Reproduce the whole listing, character for character.

The input —
########################################

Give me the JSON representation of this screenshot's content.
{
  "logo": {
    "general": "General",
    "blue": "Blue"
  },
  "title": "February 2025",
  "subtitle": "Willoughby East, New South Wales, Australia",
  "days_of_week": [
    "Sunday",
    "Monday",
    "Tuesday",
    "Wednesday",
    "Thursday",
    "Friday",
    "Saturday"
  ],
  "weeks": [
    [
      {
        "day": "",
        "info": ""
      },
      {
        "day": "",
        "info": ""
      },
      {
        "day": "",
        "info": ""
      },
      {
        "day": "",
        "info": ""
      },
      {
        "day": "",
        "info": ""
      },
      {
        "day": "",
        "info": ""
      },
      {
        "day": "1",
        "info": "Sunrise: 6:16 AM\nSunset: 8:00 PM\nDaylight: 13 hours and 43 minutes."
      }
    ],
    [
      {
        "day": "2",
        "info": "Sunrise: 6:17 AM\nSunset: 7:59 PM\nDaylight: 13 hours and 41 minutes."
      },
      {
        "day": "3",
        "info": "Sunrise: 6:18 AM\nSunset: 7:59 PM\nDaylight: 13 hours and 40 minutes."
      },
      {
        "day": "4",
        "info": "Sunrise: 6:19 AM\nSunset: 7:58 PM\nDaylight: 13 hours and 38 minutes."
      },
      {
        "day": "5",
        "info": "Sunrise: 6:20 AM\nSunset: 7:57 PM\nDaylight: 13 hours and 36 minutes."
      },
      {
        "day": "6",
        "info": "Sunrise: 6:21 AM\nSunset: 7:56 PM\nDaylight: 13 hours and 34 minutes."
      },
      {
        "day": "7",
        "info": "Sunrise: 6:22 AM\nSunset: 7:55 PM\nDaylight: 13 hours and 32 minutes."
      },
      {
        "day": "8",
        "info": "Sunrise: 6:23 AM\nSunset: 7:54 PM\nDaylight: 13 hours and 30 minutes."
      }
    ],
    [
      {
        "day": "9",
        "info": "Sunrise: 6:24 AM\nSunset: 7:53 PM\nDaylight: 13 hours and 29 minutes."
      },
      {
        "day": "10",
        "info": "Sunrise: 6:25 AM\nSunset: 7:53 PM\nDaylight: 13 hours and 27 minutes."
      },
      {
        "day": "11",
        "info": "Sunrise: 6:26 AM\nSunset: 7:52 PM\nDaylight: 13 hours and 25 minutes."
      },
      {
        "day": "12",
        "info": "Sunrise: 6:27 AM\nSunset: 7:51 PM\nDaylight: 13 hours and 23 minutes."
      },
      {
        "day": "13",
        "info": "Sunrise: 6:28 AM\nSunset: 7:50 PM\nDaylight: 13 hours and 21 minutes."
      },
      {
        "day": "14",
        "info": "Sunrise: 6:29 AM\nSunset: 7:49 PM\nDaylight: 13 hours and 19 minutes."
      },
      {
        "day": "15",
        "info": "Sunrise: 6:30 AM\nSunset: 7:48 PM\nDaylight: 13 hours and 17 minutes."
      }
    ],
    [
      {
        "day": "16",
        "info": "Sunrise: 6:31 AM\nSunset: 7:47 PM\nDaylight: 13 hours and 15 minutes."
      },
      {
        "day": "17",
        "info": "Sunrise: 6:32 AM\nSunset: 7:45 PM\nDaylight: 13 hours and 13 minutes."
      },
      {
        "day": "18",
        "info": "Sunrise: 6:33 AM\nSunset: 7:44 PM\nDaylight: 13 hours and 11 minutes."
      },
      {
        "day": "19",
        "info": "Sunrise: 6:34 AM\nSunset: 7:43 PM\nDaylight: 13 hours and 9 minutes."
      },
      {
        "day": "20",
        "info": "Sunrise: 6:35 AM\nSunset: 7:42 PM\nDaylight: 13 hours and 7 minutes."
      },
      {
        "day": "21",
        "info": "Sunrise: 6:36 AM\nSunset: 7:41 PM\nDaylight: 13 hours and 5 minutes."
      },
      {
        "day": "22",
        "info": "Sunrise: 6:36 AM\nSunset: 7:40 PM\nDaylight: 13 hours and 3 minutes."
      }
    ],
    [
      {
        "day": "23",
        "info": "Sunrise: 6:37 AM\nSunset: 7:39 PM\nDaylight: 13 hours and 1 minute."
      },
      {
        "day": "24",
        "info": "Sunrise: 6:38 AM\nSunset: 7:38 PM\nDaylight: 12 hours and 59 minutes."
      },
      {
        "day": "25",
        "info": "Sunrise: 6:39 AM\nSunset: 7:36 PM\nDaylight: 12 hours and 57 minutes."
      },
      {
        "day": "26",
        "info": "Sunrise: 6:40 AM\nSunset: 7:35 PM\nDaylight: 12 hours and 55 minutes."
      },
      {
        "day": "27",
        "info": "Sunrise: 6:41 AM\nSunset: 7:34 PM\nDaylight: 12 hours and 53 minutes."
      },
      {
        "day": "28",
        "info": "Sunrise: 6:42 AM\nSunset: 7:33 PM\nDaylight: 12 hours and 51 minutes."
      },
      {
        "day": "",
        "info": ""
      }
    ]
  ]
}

########################################

Solution to the problem —
Give me the JSON representation of this screenshot's content.
{
  "logo": {
    "general": "General",
    "blue": "Blue"
  },
  "title": "February 2025",
  "subtitle": "Willoughby East, New South Wales, Australia",
  "days_of_week": [
    "Sunday",
    "Monday",
    "Tuesday",
    "Wednesday",
    "Thursday",
    "Friday",
    "Saturday"
  ],
  "weeks": [
    [
      {
        "day": "",
        "info": ""
      },
      {
        "day": "",
        "info": ""
      },
      {
        "day": "",
        "info": ""
      },
      {
        "day": "",
        "info": ""
      },
      {
        "day": "",
        "info": ""
      },
      {
        "day": "",
        "info": ""
      },
      {
        "day": "1",
        "info": "Sunrise: 6:16 AM\nSunset: 8:00 PM\nDaylight: 13 hours and 43 minutes."
      }
    ],
    [
      {
        "day": "2",
        "info": "Sunrise: 6:17 AM\nSunset: 7:59 PM\nDaylight: 13 hours and 41 minutes."
      },
      {
        "day": "3",
        "info": "Sunrise: 6:18 AM\nSunset: 7:59 PM\nDaylight: 13 hours and 40 minutes."
      },
      {
        "day": "4",
        "info": "Sunrise: 6:19 AM\nSunset: 7:58 PM\nDaylight: 13 hours and 38 minutes."
      },
      {
        "day": "5",
        "info": "Sunrise: 6:20 AM\nSunset: 7:57 PM\nDaylight: 13 hours and 36 minutes."
      },
      {
        "day": "6",
        "info": "Sunrise: 6:21 AM\nSunset: 7:56 PM\nDaylight: 13 hours and 34 minutes."
      },
      {
        "day": "7",
        "info": "Sunrise: 6:22 AM\nSunset: 7:55 PM\nDaylight: 13 hours and 32 minutes."
      },
      {
        "day": "8",
        "info": "Sunrise: 6:23 AM\nSunset: 7:54 PM\nDaylight: 13 hours and 30 minutes."
      }
    ],
    [
      {
        "day": "9",
        "info": "Sunrise: 6:24 AM\nSunset: 7:53 PM\nDaylight: 13 hours and 29 minutes."
      },
      {
        "day": "10",
        "info": "Sunrise: 6:25 AM\nSunset: 7:53 PM\nDaylight: 13 hours and 27 minutes."
      },
      {
        "day": "11",
        "info": "Sunrise: 6:26 AM\nSunset: 7:52 PM\nDaylight: 13 hours and 25 minutes."
      },
      {
        "day": "12",
        "info": "Sunrise: 6:27 AM\nSunset: 7:51 PM\nDaylight: 13 hours and 23 minutes."
      },
      {
        "day": "13",
        "info": "Sunrise: 6:28 AM\nSunset: 7:50 PM\nDaylight: 13 hours and 21 minutes."
      },
      {
        "day": "14",
        "info": "Sunrise: 6:29 AM\nSunset: 7:49 PM\nDaylight: 13 hours and 19 minutes."
      },
      {
        "day": "15",
        "info": "Sunrise: 6:30 AM\nSunset: 7:48 PM\nDaylight: 13 hours and 17 minutes."
      }
    ],
    [
      {
        "day": "16",
        "info": "Sunrise: 6:31 AM\nSunset: 7:47 PM\nDaylight: 13 hours and 15 minutes."
      },
      {
        "day": "17",
        "info": "Sunrise: 6:32 AM\nSunset: 7:45 PM\nDaylight: 13 hours and 13 minutes."
      },
      {
        "day": "18",
        "info": "Sunrise: 6:33 AM\nSunset: 7:44 PM\nDaylight: 13 hours and 11 minutes."
      },
      {
        "day": "19",
        "info": "Sunrise: 6:34 AM\nSunset: 7:43 PM\nDaylight: 13 hours and 9 minutes."
      },
      {
        "day": "20",
        "info": "Sunrise: 6:35 AM\nSunset: 7:42 PM\nDaylight: 13 hours and 7 minutes."
      },
      {
        "day": "21",
        "info": "Sunrise: 6:36 AM\nSunset: 7:41 PM\nDaylight: 13 hours and 5 minutes."
      },
      {
        "day": "22",
        "info": "Sunrise: 6:36 AM\nSunset: 7:40 PM\nDaylight: 13 hours and 3 minutes."
      }
    ],
    [
      {
        "day": "23",
        "info": "Sunrise: 6:37 AM\nSunset: 7:39 PM\nDaylight: 13 hours and 1 minute."
      },
      {
        "day": "24",
        "info": "Sunrise: 6:38 AM\nSunset: 7:38 PM\nDaylight: 12 hours and 59 minutes."
      },
      {
        "day": "25",
        "info": "Sunrise: 6:39 AM\nSunset: 7:36 PM\nDaylight: 12 hours and 57 minutes."
      },
      {
        "day": "26",
        "info": "Sunrise: 6:40 AM\nSunset: 7:35 PM\nDaylight: 12 hours and 55 minutes."
      },
      {
        "day": "27",
        "info": "Sunrise: 6:41 AM\nSunset: 7:34 PM\nDaylight: 12 hours and 53 minutes."
      },
      {
        "day": "28",
        "info": "Sunrise: 6:42 AM\nSunset: 7:33 PM\nDaylight: 12 hours and 51 minutes."
      },
      {
        "day": "",
        "info": ""
      }
    ]
  ]
}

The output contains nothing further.